What you are asked to do:
Leave out the pictures and copy every record exactly.

Provided entries:
>> begin
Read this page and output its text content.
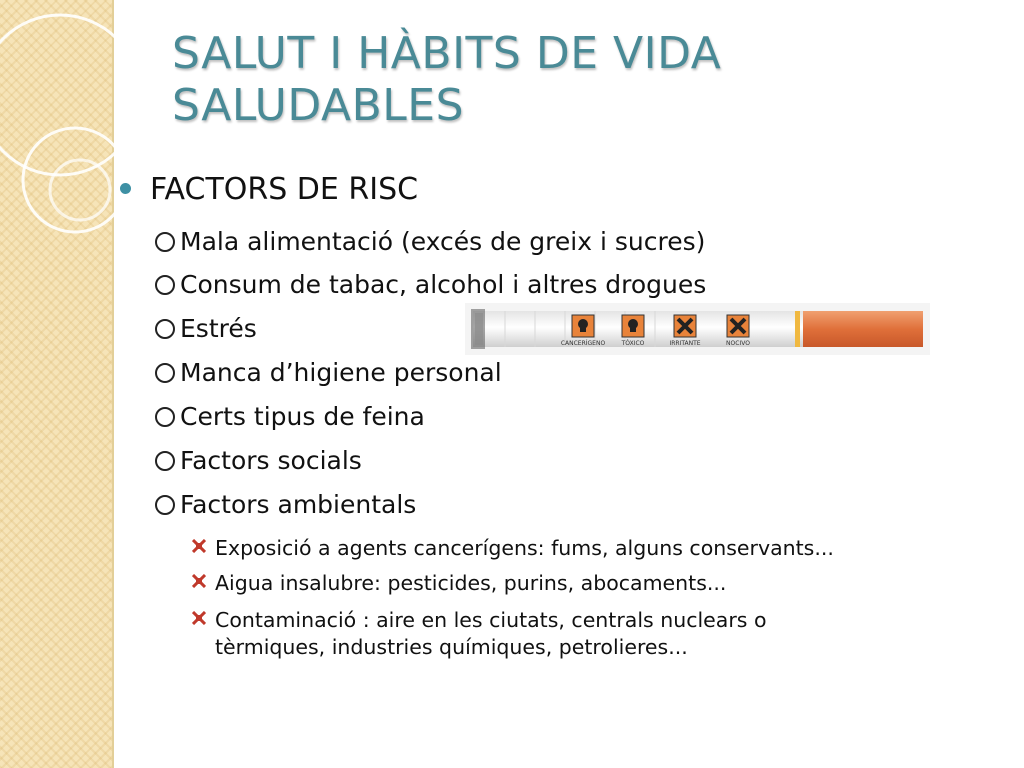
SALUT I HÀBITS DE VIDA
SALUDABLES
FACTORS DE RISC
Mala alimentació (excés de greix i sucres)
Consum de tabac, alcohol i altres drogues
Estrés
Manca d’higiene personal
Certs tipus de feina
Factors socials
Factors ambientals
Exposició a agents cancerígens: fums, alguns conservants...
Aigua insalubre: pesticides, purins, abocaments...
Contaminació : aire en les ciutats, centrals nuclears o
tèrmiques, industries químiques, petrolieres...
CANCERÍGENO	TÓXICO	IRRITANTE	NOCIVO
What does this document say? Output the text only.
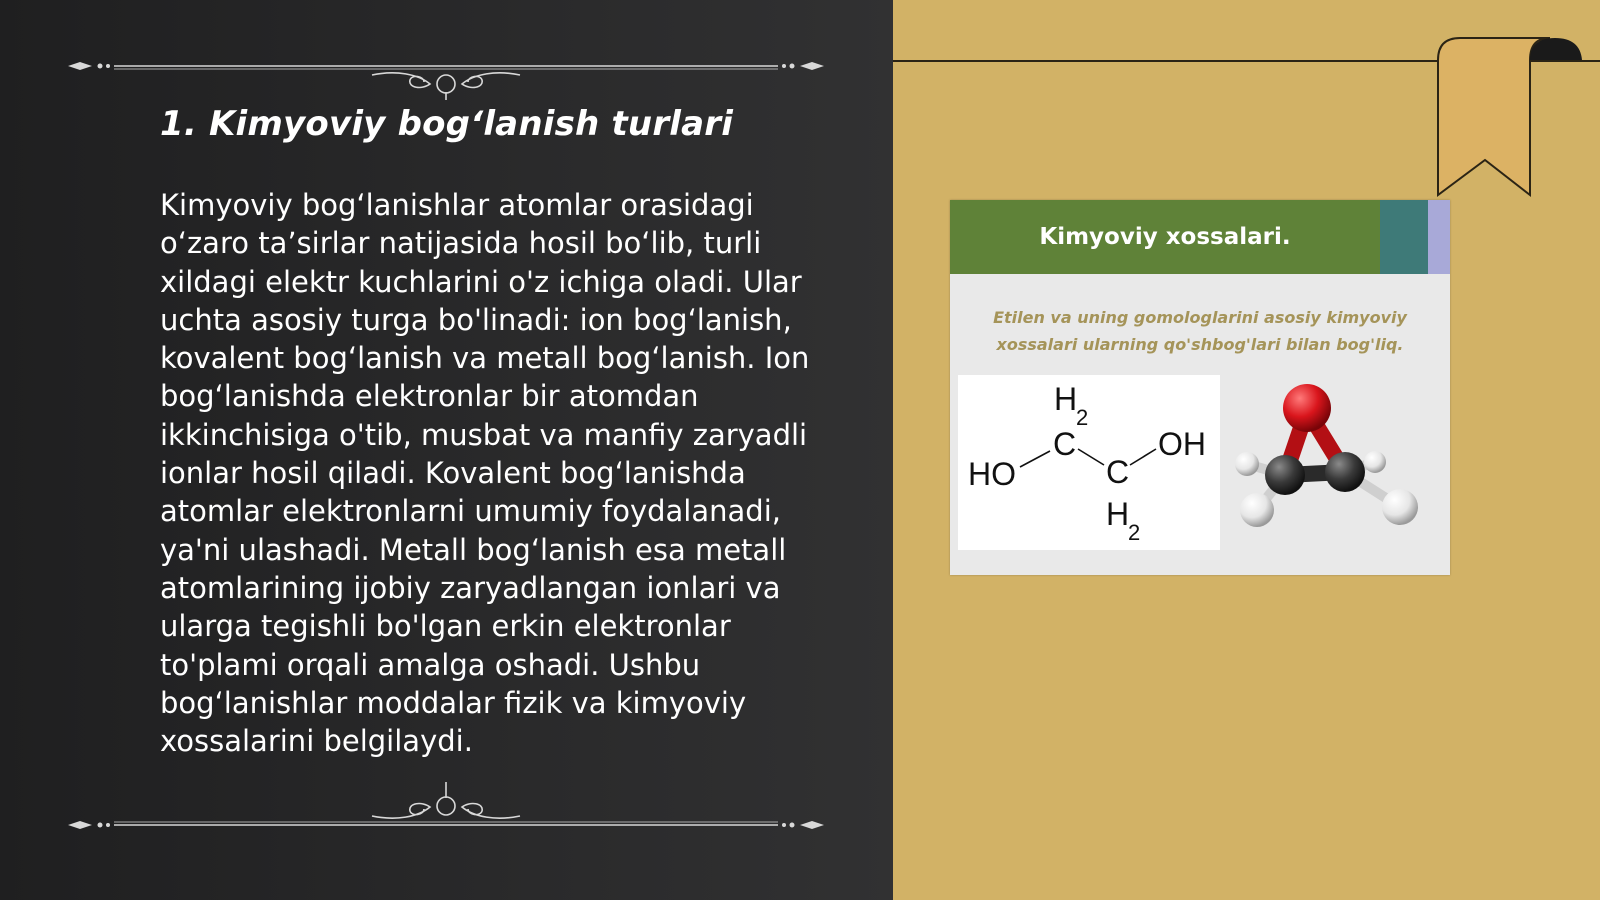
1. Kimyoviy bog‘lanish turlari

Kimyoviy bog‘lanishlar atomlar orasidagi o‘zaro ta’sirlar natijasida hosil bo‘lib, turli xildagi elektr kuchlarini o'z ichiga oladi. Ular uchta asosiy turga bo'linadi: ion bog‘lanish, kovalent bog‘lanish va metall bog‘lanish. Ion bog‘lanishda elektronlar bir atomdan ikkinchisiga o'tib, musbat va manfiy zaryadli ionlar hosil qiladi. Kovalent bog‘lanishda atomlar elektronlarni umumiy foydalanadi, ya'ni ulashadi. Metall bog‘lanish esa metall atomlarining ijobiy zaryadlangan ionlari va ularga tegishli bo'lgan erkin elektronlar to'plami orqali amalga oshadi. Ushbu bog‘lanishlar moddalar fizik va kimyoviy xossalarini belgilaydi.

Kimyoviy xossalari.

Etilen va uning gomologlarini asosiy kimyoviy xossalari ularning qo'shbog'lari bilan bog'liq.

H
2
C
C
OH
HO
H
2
>> end
Response:
Read this page and output its text content.
SALUT I HÀBITS DE VIDA
SALUDABLES
FACTORS DE RISC
Mala alimentació (excés de greix i sucres)
Consum de tabac, alcohol i altres drogues
Estrés
Manca d’higiene personal
Certs tipus de feina
Factors socials
Factors ambientals
Exposició a agents cancerígens: fums, alguns conservants...
Aigua insalubre: pesticides, purins, abocaments...
Contaminació : aire en les ciutats, centrals nuclears o
tèrmiques, industries químiques, petrolieres...
CANCERÍGENO	TÓXICO	IRRITANTE	NOCIVO
What does this document say? Output the text only.
1. Kimyoviy bog‘lanish turlari

Kimyoviy bog‘lanishlar atomlar orasidagi o‘zaro ta’sirlar natijasida hosil bo‘lib, turli xildagi elektr kuchlarini o'z ichiga oladi. Ular uchta asosiy turga bo'linadi: ion bog‘lanish, kovalent bog‘lanish va metall bog‘lanish. Ion bog‘lanishda elektronlar bir atomdan ikkinchisiga o'tib, musbat va manfiy zaryadli ionlar hosil qiladi. Kovalent bog‘lanishda atomlar elektronlarni umumiy foydalanadi, ya'ni ulashadi. Metall bog‘lanish esa metall atomlarining ijobiy zaryadlangan ionlari va ularga tegishli bo'lgan erkin elektronlar to'plami orqali amalga oshadi. Ushbu bog‘lanishlar moddalar fizik va kimyoviy xossalarini belgilaydi.

Kimyoviy xossalari.

Etilen va uning gomologlarini asosiy kimyoviy xossalari ularning qo'shbog'lari bilan bog'liq.

H
2
C
C
OH
HO
H
2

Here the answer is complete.